- **Task instructions**
Transcribe every line of the records below, keeping each character unchanged.

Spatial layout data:
++++

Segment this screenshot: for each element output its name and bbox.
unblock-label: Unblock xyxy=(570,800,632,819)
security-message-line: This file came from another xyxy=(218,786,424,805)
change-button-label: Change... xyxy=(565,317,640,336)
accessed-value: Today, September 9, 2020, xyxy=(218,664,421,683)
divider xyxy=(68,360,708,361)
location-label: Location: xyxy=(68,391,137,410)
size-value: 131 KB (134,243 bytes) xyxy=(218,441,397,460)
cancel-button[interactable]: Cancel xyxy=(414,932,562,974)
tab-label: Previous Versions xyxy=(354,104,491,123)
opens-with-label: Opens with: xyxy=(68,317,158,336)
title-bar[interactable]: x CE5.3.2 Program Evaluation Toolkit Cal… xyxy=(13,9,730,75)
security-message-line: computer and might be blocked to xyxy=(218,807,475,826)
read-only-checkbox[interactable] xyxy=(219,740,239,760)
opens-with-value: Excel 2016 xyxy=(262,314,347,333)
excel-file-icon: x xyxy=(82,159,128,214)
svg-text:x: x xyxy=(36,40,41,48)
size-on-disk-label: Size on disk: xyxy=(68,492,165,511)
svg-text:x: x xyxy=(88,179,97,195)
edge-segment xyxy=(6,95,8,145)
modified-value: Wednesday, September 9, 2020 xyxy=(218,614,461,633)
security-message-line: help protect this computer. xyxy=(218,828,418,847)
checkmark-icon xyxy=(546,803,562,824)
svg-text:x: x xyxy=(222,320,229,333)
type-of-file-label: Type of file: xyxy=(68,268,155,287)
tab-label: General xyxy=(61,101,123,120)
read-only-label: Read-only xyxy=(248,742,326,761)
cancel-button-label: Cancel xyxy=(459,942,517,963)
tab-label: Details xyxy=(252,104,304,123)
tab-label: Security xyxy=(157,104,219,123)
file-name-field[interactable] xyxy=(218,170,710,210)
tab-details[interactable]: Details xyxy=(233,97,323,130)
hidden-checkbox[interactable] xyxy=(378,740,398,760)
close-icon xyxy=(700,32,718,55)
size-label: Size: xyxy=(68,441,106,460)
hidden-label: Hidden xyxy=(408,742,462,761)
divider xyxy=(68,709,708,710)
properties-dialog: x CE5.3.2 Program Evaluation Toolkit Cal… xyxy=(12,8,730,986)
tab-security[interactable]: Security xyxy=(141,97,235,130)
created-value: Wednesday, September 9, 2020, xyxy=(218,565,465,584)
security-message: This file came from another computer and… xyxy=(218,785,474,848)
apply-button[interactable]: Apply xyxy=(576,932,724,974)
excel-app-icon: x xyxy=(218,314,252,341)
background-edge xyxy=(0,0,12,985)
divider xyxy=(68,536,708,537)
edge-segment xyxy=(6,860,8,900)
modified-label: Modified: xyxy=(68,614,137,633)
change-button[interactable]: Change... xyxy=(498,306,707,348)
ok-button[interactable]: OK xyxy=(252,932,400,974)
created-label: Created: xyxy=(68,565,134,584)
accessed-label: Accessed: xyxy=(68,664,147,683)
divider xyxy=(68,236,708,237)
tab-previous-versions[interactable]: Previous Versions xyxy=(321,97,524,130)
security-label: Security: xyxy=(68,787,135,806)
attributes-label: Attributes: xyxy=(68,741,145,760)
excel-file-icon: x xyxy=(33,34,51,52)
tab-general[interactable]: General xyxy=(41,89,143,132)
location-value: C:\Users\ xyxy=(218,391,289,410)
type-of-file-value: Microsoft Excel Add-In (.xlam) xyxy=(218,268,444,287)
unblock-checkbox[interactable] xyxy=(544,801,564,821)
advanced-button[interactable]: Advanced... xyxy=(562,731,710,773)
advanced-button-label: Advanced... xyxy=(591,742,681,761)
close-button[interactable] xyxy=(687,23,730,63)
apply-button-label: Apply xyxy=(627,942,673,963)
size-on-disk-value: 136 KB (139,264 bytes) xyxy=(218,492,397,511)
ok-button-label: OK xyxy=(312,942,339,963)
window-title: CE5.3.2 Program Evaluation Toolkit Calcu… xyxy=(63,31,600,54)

++++

- **Solved exercise**
Segment this screenshot: for each element output its name and bbox.
unblock-label: Unblock xyxy=(570,800,632,819)
security-message-line: This file came from another xyxy=(218,786,424,805)
change-button-label: Change... xyxy=(565,317,640,336)
accessed-value: Today, September 9, 2020, xyxy=(218,664,421,683)
divider xyxy=(68,360,708,361)
location-label: Location: xyxy=(68,391,137,410)
size-value: 131 KB (134,243 bytes) xyxy=(218,441,397,460)
cancel-button[interactable]: Cancel xyxy=(414,932,562,974)
tab-label: Previous Versions xyxy=(354,104,491,123)
opens-with-label: Opens with: xyxy=(68,317,158,336)
title-bar[interactable]: x CE5.3.2 Program Evaluation Toolkit Cal… xyxy=(13,9,730,75)
security-message-line: computer and might be blocked to xyxy=(218,807,475,826)
read-only-checkbox[interactable] xyxy=(219,740,239,760)
opens-with-value: Excel 2016 xyxy=(262,314,347,333)
excel-file-icon: x xyxy=(82,159,128,214)
svg-text:x: x xyxy=(36,40,41,48)
size-on-disk-label: Size on disk: xyxy=(68,492,165,511)
svg-text:x: x xyxy=(88,179,97,195)
edge-segment xyxy=(6,95,8,145)
modified-value: Wednesday, September 9, 2020 xyxy=(218,614,461,633)
security-message-line: help protect this computer. xyxy=(218,828,418,847)
checkmark-icon xyxy=(546,803,562,824)
svg-text:x: x xyxy=(222,320,229,333)
type-of-file-label: Type of file: xyxy=(68,268,155,287)
tab-label: General xyxy=(61,101,123,120)
read-only-label: Read-only xyxy=(248,742,326,761)
cancel-button-label: Cancel xyxy=(459,942,517,963)
tab-label: Details xyxy=(252,104,304,123)
tab-label: Security xyxy=(157,104,219,123)
file-name-field[interactable] xyxy=(218,170,710,210)
tab-details[interactable]: Details xyxy=(233,97,323,130)
hidden-checkbox[interactable] xyxy=(378,740,398,760)
close-icon xyxy=(700,32,718,55)
size-label: Size: xyxy=(68,441,106,460)
hidden-label: Hidden xyxy=(408,742,462,761)
divider xyxy=(68,709,708,710)
properties-dialog: x CE5.3.2 Program Evaluation Toolkit Cal… xyxy=(12,8,730,986)
tab-security[interactable]: Security xyxy=(141,97,235,130)
created-value: Wednesday, September 9, 2020, xyxy=(218,565,465,584)
security-message: This file came from another computer and… xyxy=(218,785,474,848)
apply-button[interactable]: Apply xyxy=(576,932,724,974)
excel-app-icon: x xyxy=(218,314,252,341)
background-edge xyxy=(0,0,12,985)
divider xyxy=(68,536,708,537)
edge-segment xyxy=(6,860,8,900)
modified-label: Modified: xyxy=(68,614,137,633)
change-button[interactable]: Change... xyxy=(498,306,707,348)
ok-button[interactable]: OK xyxy=(252,932,400,974)
created-label: Created: xyxy=(68,565,134,584)
accessed-label: Accessed: xyxy=(68,664,147,683)
divider xyxy=(68,236,708,237)
tab-previous-versions[interactable]: Previous Versions xyxy=(321,97,524,130)
security-label: Security: xyxy=(68,787,135,806)
attributes-label: Attributes: xyxy=(68,741,145,760)
excel-file-icon: x xyxy=(33,34,51,52)
tab-general[interactable]: General xyxy=(41,89,143,132)
location-value: C:\Users\ xyxy=(218,391,289,410)
type-of-file-value: Microsoft Excel Add-In (.xlam) xyxy=(218,268,444,287)
unblock-checkbox[interactable] xyxy=(544,801,564,821)
advanced-button[interactable]: Advanced... xyxy=(562,731,710,773)
advanced-button-label: Advanced... xyxy=(591,742,681,761)
close-button[interactable] xyxy=(687,23,730,63)
apply-button-label: Apply xyxy=(627,942,673,963)
size-on-disk-value: 136 KB (139,264 bytes) xyxy=(218,492,397,511)
ok-button-label: OK xyxy=(312,942,339,963)
window-title: CE5.3.2 Program Evaluation Toolkit Calcu… xyxy=(63,31,600,54)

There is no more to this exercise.